**Given instruction:** For each line below that contains the string "from", copy that line.

◇ ◇ ◇ ◇ ◇

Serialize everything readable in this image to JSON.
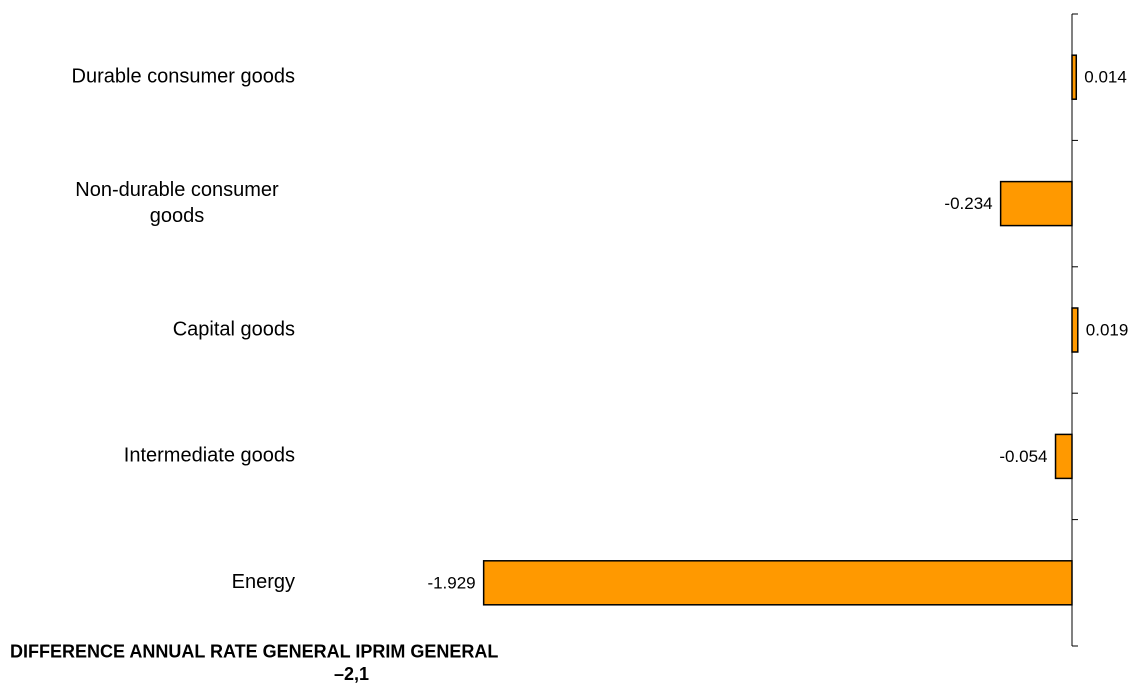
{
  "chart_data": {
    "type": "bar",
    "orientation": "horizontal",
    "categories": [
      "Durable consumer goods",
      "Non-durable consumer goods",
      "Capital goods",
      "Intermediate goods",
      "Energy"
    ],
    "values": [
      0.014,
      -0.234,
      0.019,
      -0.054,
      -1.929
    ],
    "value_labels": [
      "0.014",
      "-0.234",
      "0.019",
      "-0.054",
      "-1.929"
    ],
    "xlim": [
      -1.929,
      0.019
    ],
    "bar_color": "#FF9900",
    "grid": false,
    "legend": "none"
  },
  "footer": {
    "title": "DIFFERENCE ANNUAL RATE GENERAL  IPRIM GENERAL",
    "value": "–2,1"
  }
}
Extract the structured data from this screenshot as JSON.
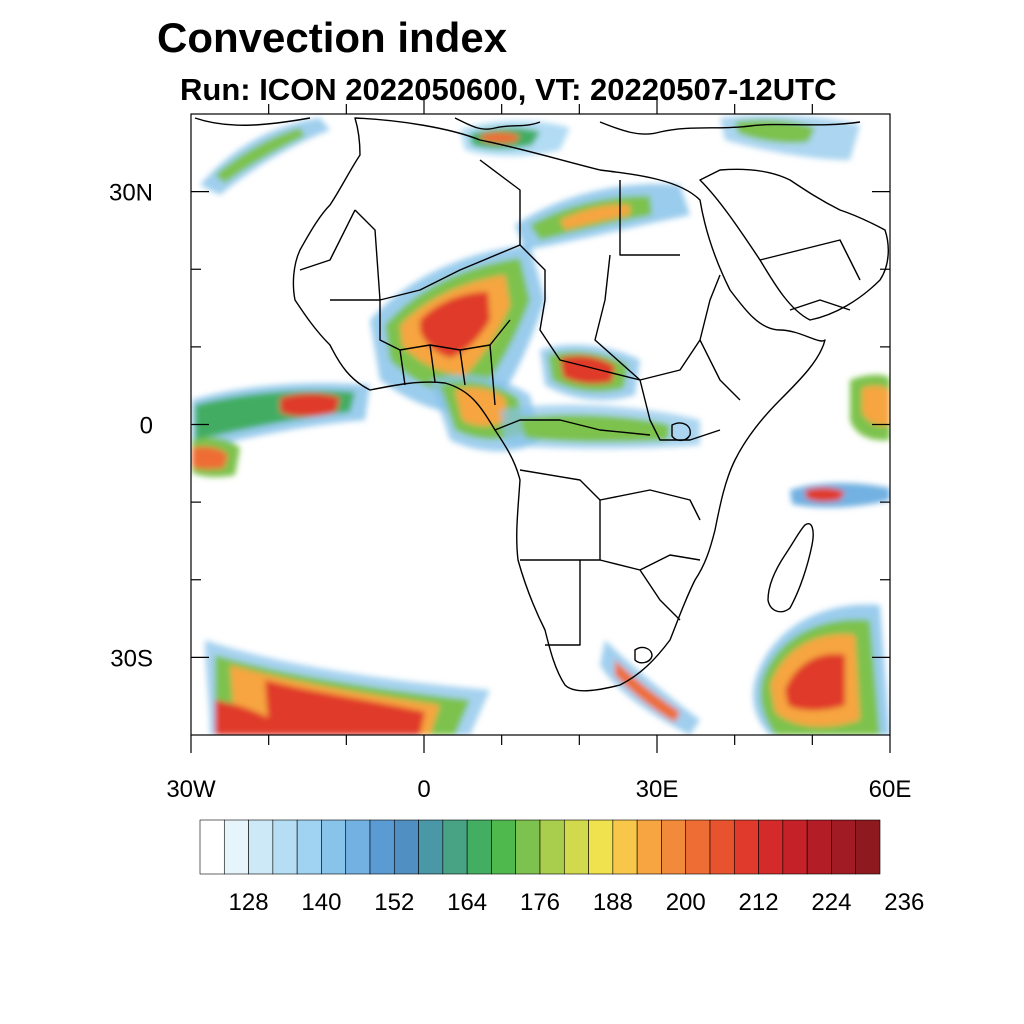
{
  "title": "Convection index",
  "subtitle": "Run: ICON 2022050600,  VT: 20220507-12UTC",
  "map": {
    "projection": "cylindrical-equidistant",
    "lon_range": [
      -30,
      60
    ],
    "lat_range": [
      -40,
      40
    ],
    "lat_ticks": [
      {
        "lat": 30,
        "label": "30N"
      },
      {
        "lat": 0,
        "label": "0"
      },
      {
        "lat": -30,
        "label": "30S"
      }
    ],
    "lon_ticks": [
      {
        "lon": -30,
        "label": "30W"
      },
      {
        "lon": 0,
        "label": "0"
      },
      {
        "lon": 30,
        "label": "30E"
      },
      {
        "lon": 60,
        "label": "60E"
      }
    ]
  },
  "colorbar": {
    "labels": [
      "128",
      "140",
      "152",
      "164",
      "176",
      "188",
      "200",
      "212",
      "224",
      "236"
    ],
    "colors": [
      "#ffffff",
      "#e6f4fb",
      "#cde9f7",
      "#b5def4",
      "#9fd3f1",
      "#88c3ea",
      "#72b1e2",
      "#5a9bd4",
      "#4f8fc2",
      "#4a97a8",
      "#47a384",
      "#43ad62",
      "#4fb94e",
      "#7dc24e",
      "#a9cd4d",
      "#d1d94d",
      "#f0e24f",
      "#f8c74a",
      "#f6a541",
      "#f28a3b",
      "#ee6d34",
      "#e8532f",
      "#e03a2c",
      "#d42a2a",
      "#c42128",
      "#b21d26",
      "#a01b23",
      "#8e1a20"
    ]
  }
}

◇ ◇ ◇ ◇ ◇

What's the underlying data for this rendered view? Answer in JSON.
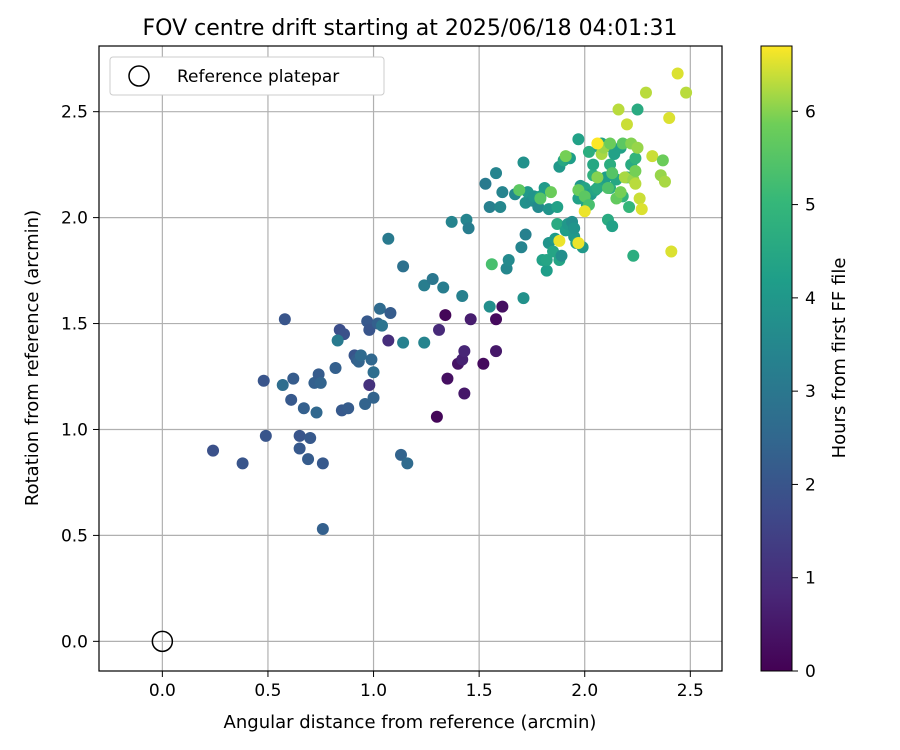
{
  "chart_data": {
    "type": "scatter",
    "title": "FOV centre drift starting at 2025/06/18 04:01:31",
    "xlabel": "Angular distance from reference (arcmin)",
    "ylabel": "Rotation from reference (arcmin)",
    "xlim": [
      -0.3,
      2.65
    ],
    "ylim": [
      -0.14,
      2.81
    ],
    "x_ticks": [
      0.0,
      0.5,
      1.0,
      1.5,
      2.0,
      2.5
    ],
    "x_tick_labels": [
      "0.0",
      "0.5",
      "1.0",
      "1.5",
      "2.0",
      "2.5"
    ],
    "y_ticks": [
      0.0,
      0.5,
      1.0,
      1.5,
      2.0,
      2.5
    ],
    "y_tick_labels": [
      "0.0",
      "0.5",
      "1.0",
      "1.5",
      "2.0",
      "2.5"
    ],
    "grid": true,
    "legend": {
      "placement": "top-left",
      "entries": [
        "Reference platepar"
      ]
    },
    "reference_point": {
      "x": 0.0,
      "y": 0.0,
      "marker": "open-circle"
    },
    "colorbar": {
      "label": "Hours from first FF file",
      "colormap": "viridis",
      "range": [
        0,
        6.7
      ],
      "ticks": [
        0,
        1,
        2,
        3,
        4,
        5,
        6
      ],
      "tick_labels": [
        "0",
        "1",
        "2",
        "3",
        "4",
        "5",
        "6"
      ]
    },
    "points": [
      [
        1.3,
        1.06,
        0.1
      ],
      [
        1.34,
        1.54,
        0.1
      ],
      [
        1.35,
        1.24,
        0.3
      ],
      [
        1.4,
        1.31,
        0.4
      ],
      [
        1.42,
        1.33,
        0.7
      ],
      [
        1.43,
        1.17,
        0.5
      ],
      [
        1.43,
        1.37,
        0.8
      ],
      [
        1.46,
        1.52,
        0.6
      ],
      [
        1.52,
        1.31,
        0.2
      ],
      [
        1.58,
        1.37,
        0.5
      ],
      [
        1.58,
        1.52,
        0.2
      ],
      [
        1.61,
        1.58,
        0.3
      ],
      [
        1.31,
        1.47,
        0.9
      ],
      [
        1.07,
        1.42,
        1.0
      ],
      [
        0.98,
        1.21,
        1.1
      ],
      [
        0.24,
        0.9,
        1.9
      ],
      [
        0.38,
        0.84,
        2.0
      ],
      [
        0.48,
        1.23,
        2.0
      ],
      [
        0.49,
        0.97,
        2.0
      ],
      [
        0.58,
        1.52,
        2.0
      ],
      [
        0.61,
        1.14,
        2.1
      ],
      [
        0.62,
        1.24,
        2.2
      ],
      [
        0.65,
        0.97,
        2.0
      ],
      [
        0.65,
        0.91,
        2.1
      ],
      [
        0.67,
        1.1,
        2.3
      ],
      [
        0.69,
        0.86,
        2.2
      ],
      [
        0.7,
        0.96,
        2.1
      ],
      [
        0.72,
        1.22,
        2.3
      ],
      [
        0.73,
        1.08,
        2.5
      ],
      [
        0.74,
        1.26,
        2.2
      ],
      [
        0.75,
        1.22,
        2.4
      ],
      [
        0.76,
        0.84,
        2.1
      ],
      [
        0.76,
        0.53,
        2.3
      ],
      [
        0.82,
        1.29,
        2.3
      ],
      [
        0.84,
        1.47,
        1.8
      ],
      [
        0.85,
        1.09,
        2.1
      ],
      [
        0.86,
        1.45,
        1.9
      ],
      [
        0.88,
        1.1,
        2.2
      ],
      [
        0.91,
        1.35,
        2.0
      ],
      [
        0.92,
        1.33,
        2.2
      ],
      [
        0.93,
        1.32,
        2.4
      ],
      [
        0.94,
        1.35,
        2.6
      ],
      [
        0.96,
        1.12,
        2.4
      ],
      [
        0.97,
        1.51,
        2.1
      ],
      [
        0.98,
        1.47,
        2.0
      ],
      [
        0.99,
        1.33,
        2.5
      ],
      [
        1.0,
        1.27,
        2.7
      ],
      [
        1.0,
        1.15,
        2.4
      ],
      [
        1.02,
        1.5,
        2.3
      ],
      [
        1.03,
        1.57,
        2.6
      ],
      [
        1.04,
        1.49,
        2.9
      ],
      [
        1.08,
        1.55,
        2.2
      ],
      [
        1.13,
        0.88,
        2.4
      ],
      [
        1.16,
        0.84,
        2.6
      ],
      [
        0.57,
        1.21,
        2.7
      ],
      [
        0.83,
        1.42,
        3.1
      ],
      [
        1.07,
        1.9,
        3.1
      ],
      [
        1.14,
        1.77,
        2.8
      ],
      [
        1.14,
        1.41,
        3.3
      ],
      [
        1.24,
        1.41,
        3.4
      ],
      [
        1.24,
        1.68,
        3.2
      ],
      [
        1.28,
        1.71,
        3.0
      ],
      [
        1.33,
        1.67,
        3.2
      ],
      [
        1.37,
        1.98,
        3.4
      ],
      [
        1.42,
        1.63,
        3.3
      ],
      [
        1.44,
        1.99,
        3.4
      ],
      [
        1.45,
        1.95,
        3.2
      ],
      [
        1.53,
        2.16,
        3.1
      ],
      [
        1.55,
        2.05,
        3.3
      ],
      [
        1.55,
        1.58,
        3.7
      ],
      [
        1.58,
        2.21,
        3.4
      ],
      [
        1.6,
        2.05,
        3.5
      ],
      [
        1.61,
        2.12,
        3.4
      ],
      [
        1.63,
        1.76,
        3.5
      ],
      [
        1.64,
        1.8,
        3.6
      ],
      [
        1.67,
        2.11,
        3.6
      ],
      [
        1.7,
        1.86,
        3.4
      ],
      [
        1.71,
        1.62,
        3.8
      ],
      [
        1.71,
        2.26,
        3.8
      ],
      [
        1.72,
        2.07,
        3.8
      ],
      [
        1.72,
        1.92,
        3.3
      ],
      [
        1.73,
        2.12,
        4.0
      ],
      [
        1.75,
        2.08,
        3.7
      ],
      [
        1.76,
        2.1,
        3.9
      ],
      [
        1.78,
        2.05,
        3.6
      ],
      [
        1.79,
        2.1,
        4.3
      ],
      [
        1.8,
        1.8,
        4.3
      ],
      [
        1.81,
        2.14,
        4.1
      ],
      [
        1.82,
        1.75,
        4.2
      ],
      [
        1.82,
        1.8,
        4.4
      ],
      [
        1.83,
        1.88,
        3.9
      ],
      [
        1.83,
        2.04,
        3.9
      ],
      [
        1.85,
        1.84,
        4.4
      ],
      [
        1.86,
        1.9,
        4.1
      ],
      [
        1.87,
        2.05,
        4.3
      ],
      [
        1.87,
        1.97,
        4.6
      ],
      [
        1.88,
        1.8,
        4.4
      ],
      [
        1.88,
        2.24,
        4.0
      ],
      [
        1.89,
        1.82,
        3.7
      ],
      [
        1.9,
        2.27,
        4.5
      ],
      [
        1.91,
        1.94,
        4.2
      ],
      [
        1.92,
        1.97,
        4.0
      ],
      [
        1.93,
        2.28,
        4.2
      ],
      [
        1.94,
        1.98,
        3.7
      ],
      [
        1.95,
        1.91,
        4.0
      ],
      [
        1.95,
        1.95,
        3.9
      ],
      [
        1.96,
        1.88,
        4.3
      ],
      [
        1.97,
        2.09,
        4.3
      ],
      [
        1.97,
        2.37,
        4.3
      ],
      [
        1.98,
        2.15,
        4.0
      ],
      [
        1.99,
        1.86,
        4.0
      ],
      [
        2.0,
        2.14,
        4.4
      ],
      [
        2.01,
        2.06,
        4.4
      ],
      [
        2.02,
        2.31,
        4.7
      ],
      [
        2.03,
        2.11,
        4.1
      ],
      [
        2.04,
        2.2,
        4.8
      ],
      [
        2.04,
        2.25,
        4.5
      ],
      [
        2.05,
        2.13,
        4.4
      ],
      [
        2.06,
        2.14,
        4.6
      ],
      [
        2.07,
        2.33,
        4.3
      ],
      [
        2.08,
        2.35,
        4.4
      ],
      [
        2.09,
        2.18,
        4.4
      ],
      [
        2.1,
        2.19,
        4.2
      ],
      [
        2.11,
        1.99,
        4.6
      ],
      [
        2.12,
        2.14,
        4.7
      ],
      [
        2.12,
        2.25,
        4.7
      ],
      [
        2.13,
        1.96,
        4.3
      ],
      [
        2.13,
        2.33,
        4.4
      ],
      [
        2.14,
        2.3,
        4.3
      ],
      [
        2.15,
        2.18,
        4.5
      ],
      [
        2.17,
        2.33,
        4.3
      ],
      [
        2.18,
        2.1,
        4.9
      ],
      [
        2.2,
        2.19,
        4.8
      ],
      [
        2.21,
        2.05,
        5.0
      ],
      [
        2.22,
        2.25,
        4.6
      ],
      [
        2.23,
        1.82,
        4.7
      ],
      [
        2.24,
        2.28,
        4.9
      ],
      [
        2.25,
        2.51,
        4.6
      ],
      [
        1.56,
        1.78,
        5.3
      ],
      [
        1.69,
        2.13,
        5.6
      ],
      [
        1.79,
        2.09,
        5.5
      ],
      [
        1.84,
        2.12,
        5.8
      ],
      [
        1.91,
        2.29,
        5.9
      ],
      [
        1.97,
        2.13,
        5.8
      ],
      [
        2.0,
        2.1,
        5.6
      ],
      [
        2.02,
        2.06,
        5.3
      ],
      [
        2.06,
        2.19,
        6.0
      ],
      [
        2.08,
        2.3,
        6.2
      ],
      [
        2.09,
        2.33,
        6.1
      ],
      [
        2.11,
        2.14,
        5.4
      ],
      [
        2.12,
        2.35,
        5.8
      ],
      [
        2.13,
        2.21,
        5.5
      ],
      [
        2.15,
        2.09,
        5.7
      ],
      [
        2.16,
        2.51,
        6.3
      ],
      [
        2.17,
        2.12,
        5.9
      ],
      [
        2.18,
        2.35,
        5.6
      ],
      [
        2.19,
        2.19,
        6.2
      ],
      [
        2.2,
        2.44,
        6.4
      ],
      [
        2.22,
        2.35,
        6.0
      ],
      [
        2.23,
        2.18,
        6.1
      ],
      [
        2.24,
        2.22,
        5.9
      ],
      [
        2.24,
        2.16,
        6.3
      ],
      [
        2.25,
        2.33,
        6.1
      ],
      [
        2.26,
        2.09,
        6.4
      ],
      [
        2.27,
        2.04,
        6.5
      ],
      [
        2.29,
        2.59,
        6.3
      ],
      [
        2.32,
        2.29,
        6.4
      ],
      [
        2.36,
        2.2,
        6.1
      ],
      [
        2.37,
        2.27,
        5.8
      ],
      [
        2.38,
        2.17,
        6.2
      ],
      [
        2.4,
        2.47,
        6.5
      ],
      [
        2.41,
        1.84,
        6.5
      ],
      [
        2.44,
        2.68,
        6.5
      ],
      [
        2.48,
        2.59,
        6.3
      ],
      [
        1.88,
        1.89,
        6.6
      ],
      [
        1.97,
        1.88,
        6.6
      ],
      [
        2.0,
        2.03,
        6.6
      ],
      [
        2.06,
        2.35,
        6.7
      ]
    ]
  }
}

◇ ◇ ◇ ◇ ◇

**Answer to the problem:**
Extract the structured data from this screenshot as JSON.
    "xlabel": "Angular distance from reference (arcmin)",
    "ylabel": "Rotation from reference (arcmin)",
      "label": "Hours from first FF file",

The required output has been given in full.